DOCUMENT EXTRACT:

====================

Release G: AI & Machine Learning

Kubeflow

Kubeflow is a collection of cloud native tools which covers all stages of the Model Development Life Cycle: data exploration, data preparation, model training/tuning/testing and model serving.

There is currently a diverse selection of libraries, tools and frameworks for machine learning.

Kubeflow allows you to compose and customize your own stack based on your specific needs

Kubeflow Pipelines

Kubeflow Pipelines is a platform for building and deploying portable, scalable machine learning (ML) workflows using Docker containers.

The isolation provided by containers allows machine learning stages to be portable and reproducible.

Kubeflow Pipelines are designed to simplify the process of building and deploying machine learning systems at scale.


Kubeflow Pipelines provide:

  • An orchestration engine for running multistep workflows
  • Python SDK to build and run pipeline components
  • A user interface to visualize your workflows.

Kubeflow Pipelines are based on Argo Workflows, an open source, container-native workflow engine for Kubernetes.


You can install kubeflow pipelines as a standalone component (it does include minio) using the following commands:

Kubeflow Pipelines
kubectl create -k "github.com/kubeflow/pipelines/manifests/kustomize/env/platform-agnostic-pns?ref=1.8.2"
kubectl create -k "github.com/kubeflow/pipelines/manifests/kustomize/cluster-scoped-resources?ref=1.8.2"

Run the following command to view the pipeline dashboard on your localhost:

pipeline ui
kubectl port-forward -n kubeflow svc/ml-pipeline-ui 8080:80

See also:

Local Deployment

Experiment with the Pipelines Samples

Kubeflow Pipelines up and running in 5 minutes

Minio

MinIO Client Complete Guide

MinIO is a High Performance Object Storage. It is API compatible with Amazon S3 cloud storage service.

Run the following command to view the minio dashboard on your localhost:

minio ui
kubectl port-forward -n kubeflow svc/ml-pipeline-ui 8080:80

You can then connect to minio, create a bucket and then upload a file:

minio commands
mc config host add minio http://localhost:9000 minio minio123
mc mb minio/ml-training
mc cp iris.tar.gz minio/ml-training/data/iris.tar.gz

AWS CLI with MinIO Server

Minio Playground (AWS Access Key ID: Q3AM3UQ867SPQQA43P2F, AWS Secret Access Key: zuf+tfteSlswRu7BJ86wekitnifILbZam1KYY3TG)

====================

RECORD EXTRACTS:
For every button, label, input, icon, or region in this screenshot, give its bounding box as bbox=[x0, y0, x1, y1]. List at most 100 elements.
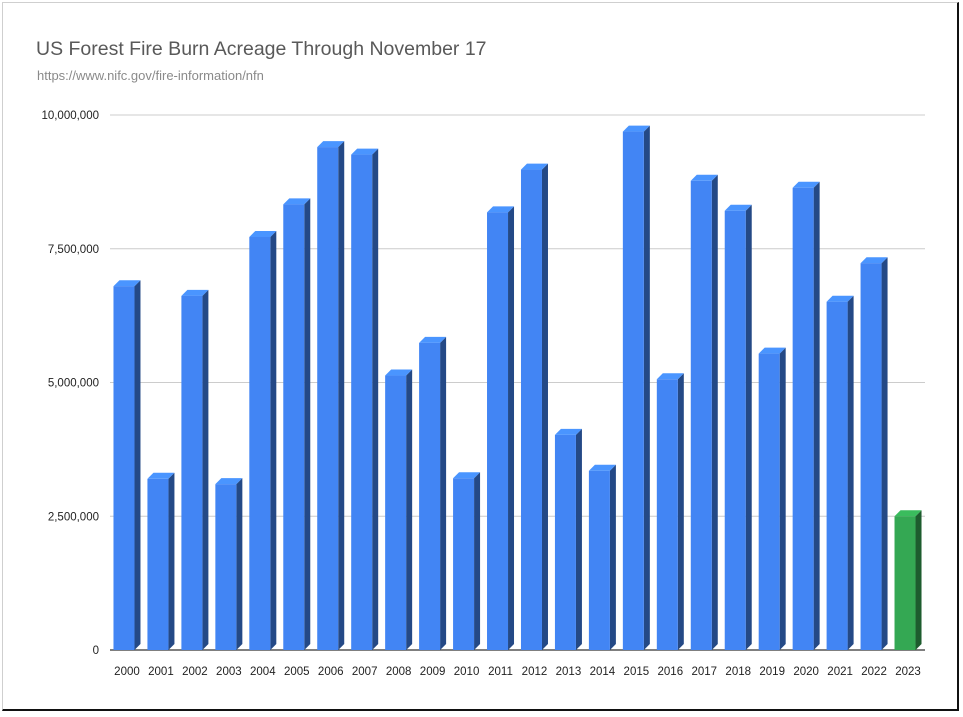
x-tick-label: 2009 bbox=[420, 666, 446, 678]
x-tick-label: 2014 bbox=[590, 666, 616, 678]
bar-2013 bbox=[554, 428, 582, 650]
bar-2016 bbox=[656, 373, 684, 650]
bar-2012 bbox=[520, 163, 548, 650]
bar-2002 bbox=[181, 289, 209, 650]
bar-side bbox=[813, 181, 820, 650]
bar-side bbox=[236, 478, 243, 650]
bar-side bbox=[609, 464, 616, 650]
x-tick-label: 2001 bbox=[148, 666, 174, 678]
x-tick-label: 2023 bbox=[895, 666, 921, 678]
bar-2006 bbox=[317, 141, 345, 650]
bar-top bbox=[554, 428, 582, 435]
bar-side bbox=[541, 163, 548, 650]
bar-front bbox=[317, 147, 339, 650]
bar-side bbox=[575, 428, 582, 650]
bar-side bbox=[338, 141, 345, 650]
y-tick-label: 2,500,000 bbox=[48, 511, 99, 523]
bar-front bbox=[181, 295, 203, 650]
x-tick-label: 2016 bbox=[658, 666, 684, 678]
bar-2017 bbox=[690, 174, 718, 650]
bar-side bbox=[474, 472, 481, 650]
bar-top bbox=[622, 125, 650, 132]
bar-top bbox=[283, 198, 311, 205]
bar-side bbox=[168, 472, 175, 650]
bar-side bbox=[406, 369, 413, 650]
bar-2009 bbox=[419, 336, 447, 650]
bar-front bbox=[453, 478, 475, 650]
x-tick-label: 2015 bbox=[624, 666, 650, 678]
bar-top bbox=[656, 373, 684, 380]
bar-top bbox=[588, 464, 616, 471]
bar-front bbox=[351, 154, 373, 650]
bar-side bbox=[372, 148, 379, 650]
bar-side bbox=[745, 204, 752, 650]
bar-front bbox=[894, 516, 916, 650]
chart-title: US Forest Fire Burn Acreage Through Nove… bbox=[36, 38, 487, 60]
x-tick-label: 2018 bbox=[725, 666, 751, 678]
bar-top bbox=[826, 295, 854, 302]
bar-top bbox=[249, 230, 277, 237]
bar-top bbox=[487, 206, 515, 213]
bar-top bbox=[385, 369, 413, 376]
bar-top bbox=[860, 257, 888, 264]
bar-front bbox=[283, 204, 305, 650]
bar-side bbox=[134, 280, 141, 650]
bar-top bbox=[181, 289, 209, 296]
bar-top bbox=[419, 336, 447, 343]
bar-2010 bbox=[453, 472, 481, 650]
bar-2008 bbox=[385, 369, 413, 650]
bar-2014 bbox=[588, 464, 616, 650]
bar-2021 bbox=[826, 295, 854, 650]
x-tick-label: 2007 bbox=[352, 666, 378, 678]
bar-side bbox=[508, 206, 515, 650]
bar-2022 bbox=[860, 257, 888, 650]
bar-2000 bbox=[113, 280, 141, 650]
bar-top bbox=[147, 472, 175, 479]
bar-top bbox=[758, 347, 786, 354]
x-tick-label: 2003 bbox=[216, 666, 242, 678]
bar-top bbox=[215, 478, 243, 485]
x-tick-label: 2006 bbox=[318, 666, 344, 678]
chart-subtitle: https://www.nifc.gov/fire-information/nf… bbox=[37, 68, 264, 83]
bar-front bbox=[792, 187, 814, 650]
bar-top bbox=[894, 510, 922, 517]
bar-side bbox=[304, 198, 311, 650]
x-tick-label: 2019 bbox=[759, 666, 785, 678]
bar-side bbox=[440, 336, 447, 650]
bar-top bbox=[453, 472, 481, 479]
y-tick-label: 5,000,000 bbox=[48, 378, 99, 390]
bar-2011 bbox=[487, 206, 515, 650]
x-tick-label: 2020 bbox=[793, 666, 819, 678]
bar-top bbox=[724, 204, 752, 211]
y-tick-label: 0 bbox=[93, 645, 99, 657]
bar-front bbox=[758, 353, 780, 650]
bar-top bbox=[351, 148, 379, 155]
bar-2005 bbox=[283, 198, 311, 650]
bar-front bbox=[113, 286, 135, 650]
bar-side bbox=[915, 510, 922, 650]
bar-front bbox=[724, 210, 746, 650]
bar-front bbox=[487, 212, 509, 650]
bar-side bbox=[270, 230, 277, 651]
x-tick-label: 2013 bbox=[556, 666, 582, 678]
x-tick-label: 2021 bbox=[827, 666, 853, 678]
x-tick-label: 2022 bbox=[861, 666, 887, 678]
bar-front bbox=[215, 484, 237, 650]
x-tick-label: 2002 bbox=[182, 666, 208, 678]
bar-side bbox=[711, 174, 718, 650]
bar-front bbox=[622, 131, 644, 650]
y-tick-label: 7,500,000 bbox=[48, 244, 99, 256]
bar-side bbox=[643, 125, 650, 650]
bar-side bbox=[779, 347, 786, 650]
bar-front bbox=[520, 169, 542, 650]
bar-front bbox=[826, 301, 848, 650]
x-tick-label: 2012 bbox=[522, 666, 548, 678]
bar-front bbox=[860, 263, 882, 650]
bar-front bbox=[147, 478, 169, 650]
bar-top bbox=[520, 163, 548, 170]
bar-2018 bbox=[724, 204, 752, 650]
bar-front bbox=[385, 375, 407, 650]
bar-front bbox=[249, 236, 271, 651]
bar-side bbox=[847, 295, 854, 650]
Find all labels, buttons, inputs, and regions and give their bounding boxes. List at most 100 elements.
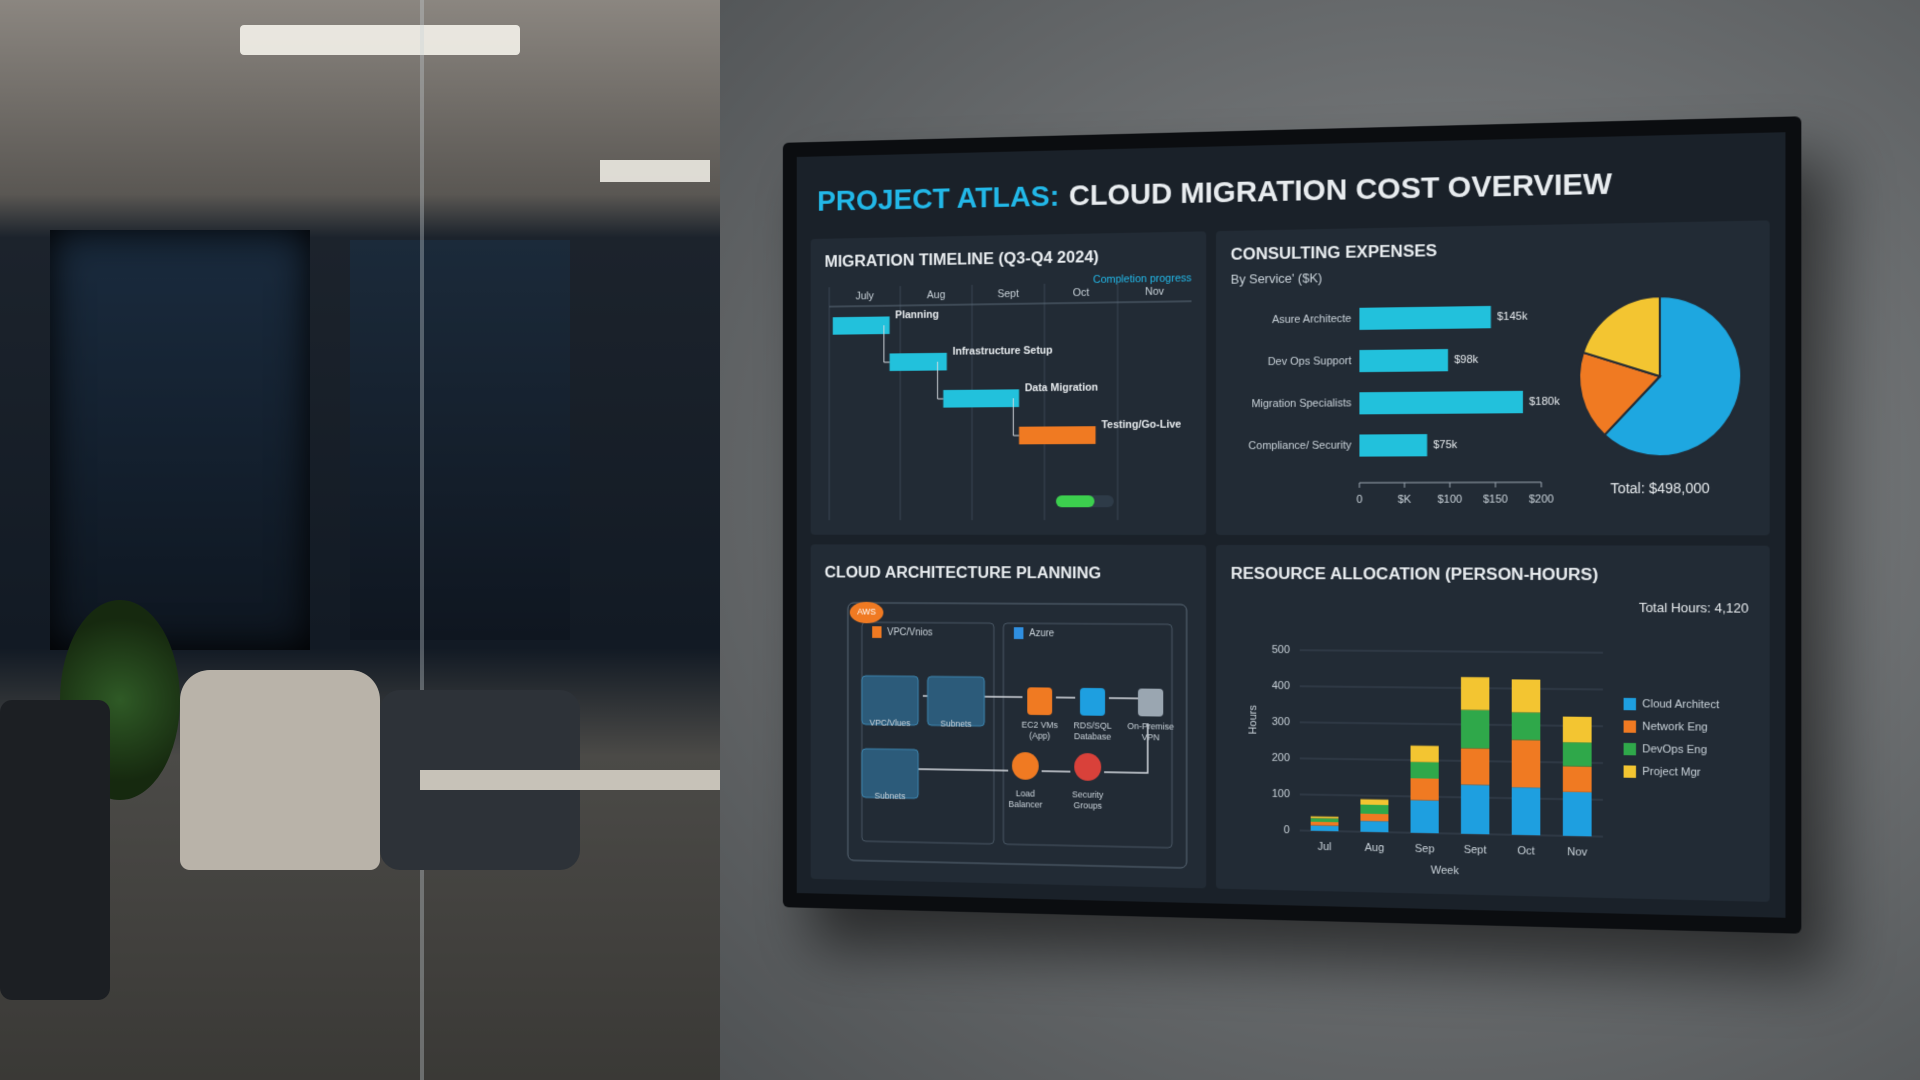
bar-segment — [1310, 818, 1339, 823]
chair — [0, 700, 110, 1000]
node-icon — [1027, 687, 1053, 716]
legend-label: Network Eng — [1642, 720, 1708, 733]
panel — [810, 231, 1207, 535]
annotation: Completion progress — [1093, 272, 1191, 286]
x-tick-label: $K — [1398, 493, 1412, 505]
axis-line — [1359, 482, 1541, 483]
panel — [810, 544, 1207, 889]
node-label: Balancer — [1008, 799, 1042, 810]
window — [50, 230, 310, 650]
bar-segment — [1562, 742, 1592, 767]
bar-segment — [1310, 821, 1339, 826]
task-bar — [832, 316, 890, 335]
legend-label: Project Mgr — [1642, 765, 1701, 779]
panel — [1215, 544, 1770, 902]
dashboard: PROJECT ATLAS: CLOUD MIGRATION COST OVERV… — [796, 132, 1786, 918]
y-tick-label: 500 — [1272, 644, 1290, 656]
node-icon — [1011, 751, 1039, 780]
node-label: EC2 VMs — [1022, 720, 1059, 731]
tag-icon — [1013, 627, 1024, 640]
y-tick-label: 300 — [1272, 716, 1290, 729]
node-label: Subnets — [875, 791, 907, 802]
progress-fill — [1055, 495, 1095, 508]
task-label: Infrastructure Setup — [953, 344, 1054, 357]
x-tick-label: Aug — [927, 289, 945, 301]
pie-slice — [1579, 352, 1660, 435]
node-icon — [1137, 688, 1164, 717]
legend-swatch — [1623, 765, 1637, 778]
y-tick-label: Dev Ops Support — [1268, 355, 1352, 368]
y-tick-label: Migration Specialists — [1251, 397, 1351, 410]
bar-segment — [1410, 745, 1439, 763]
legend-swatch — [1623, 742, 1637, 756]
progress-track — [1055, 495, 1114, 508]
x-tick-label: Aug — [1365, 842, 1385, 855]
legend-swatch — [1623, 720, 1637, 733]
bar-segment — [1562, 716, 1592, 743]
x-tick-label: Sep — [1415, 843, 1435, 856]
window — [350, 240, 570, 640]
legend-label: DevOps Eng — [1642, 743, 1707, 757]
tv: PROJECT ATLAS: CLOUD MIGRATION COST OVERV… — [782, 116, 1802, 934]
x-axis-label: Week — [1431, 864, 1460, 877]
node-label: VPN — [1142, 732, 1160, 742]
tag-icon — [872, 626, 882, 638]
bar-segment — [1460, 709, 1490, 749]
bar-segment — [1511, 712, 1541, 741]
panel-title: CLOUD ARCHITECTURE PLANNING — [825, 563, 1102, 583]
x-tick-label: Oct — [1073, 287, 1089, 299]
value-label: $75k — [1433, 439, 1458, 452]
bar-segment — [1562, 766, 1592, 793]
x-tick-label: $100 — [1437, 493, 1462, 505]
y-axis-label: Hours — [1247, 705, 1259, 734]
bar — [1359, 434, 1428, 457]
bar-segment — [1460, 748, 1490, 786]
chair — [180, 670, 380, 870]
title-accent: PROJECT ATLAS: — [817, 179, 1059, 217]
x-tick-label: Sept — [997, 288, 1019, 300]
node-box — [862, 676, 918, 725]
bar-segment — [1511, 739, 1541, 788]
annotation: Total Hours: 4,120 — [1639, 601, 1749, 616]
x-tick-label: Nov — [1567, 846, 1588, 859]
task-label: Data Migration — [1025, 381, 1098, 394]
task-bar — [943, 389, 1020, 408]
annotation: Total: $498,000 — [1610, 480, 1710, 496]
node-label: (App) — [1029, 731, 1050, 741]
task-label: Testing/Go-Live — [1101, 418, 1181, 431]
panel-title: CONSULTING EXPENSES — [1231, 241, 1437, 264]
panel-title: RESOURCE ALLOCATION (PERSON-HOURS) — [1231, 564, 1598, 585]
node-label: RDS/SQL — [1074, 721, 1112, 732]
y-tick-label: Compliance/ Security — [1248, 439, 1352, 452]
bar-segment — [1360, 813, 1389, 822]
bar-segment — [1410, 778, 1439, 801]
x-tick-label: Jul — [1318, 841, 1332, 854]
x-tick-label: Sept — [1464, 844, 1487, 857]
bar-segment — [1460, 677, 1490, 711]
y-tick-label: 200 — [1272, 752, 1290, 765]
bar — [1359, 305, 1491, 330]
bar-segment — [1410, 761, 1439, 779]
panel — [1215, 220, 1770, 536]
bar — [1359, 390, 1523, 415]
node-label: Load — [1016, 789, 1035, 799]
node-label: VPC/Vlues — [870, 718, 911, 729]
bar-segment — [1310, 825, 1339, 832]
node-label: AWS — [857, 607, 876, 617]
task-bar — [889, 352, 947, 372]
node-label: Security — [1072, 790, 1104, 801]
subtitle: By Service' ($K) — [1231, 271, 1323, 287]
node-box — [862, 749, 918, 799]
x-tick-label: $150 — [1483, 493, 1508, 505]
y-tick-label: Asure Architecte — [1272, 313, 1351, 326]
bar-segment — [1360, 799, 1389, 806]
bar-segment — [1511, 679, 1541, 713]
bar-segment — [1460, 784, 1490, 835]
node-icon — [1080, 687, 1106, 716]
x-tick-label: $200 — [1529, 493, 1554, 506]
node-label: Subnets — [940, 719, 972, 729]
bar — [1359, 349, 1449, 373]
bar-segment — [1360, 804, 1389, 815]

====================

TASKS:
1. According to the Kubeflow page, what are Kubeflow Pipelines based on?
2. Rewrite the lines of the records that begin at the line containing "bar-segment — [1310, 818, 1339, 823]" and stop after the line containing "task-bar — [832, 316, 890, 335]", putting "frame" in place of "panel" and changing nothing else. Give only those lines.

OUTPUTS BY TASK:
1. Argo Workflows, an open source, container-native workflow engine for Kubernetes.

2.
bar-segment — [1310, 818, 1339, 823]
chair — [0, 700, 110, 1000]
node-icon — [1027, 687, 1053, 716]
legend-label: Network Eng — [1642, 720, 1708, 733]
frame — [810, 231, 1207, 535]
annotation: Completion progress — [1093, 272, 1191, 286]
x-tick-label: $K — [1398, 493, 1412, 505]
axis-line — [1359, 482, 1541, 483]
frame — [810, 544, 1207, 889]
node-label: Balancer — [1008, 799, 1042, 810]
window — [50, 230, 310, 650]
bar-segment — [1562, 742, 1592, 767]
bar-segment — [1310, 821, 1339, 826]
task-bar — [832, 316, 890, 335]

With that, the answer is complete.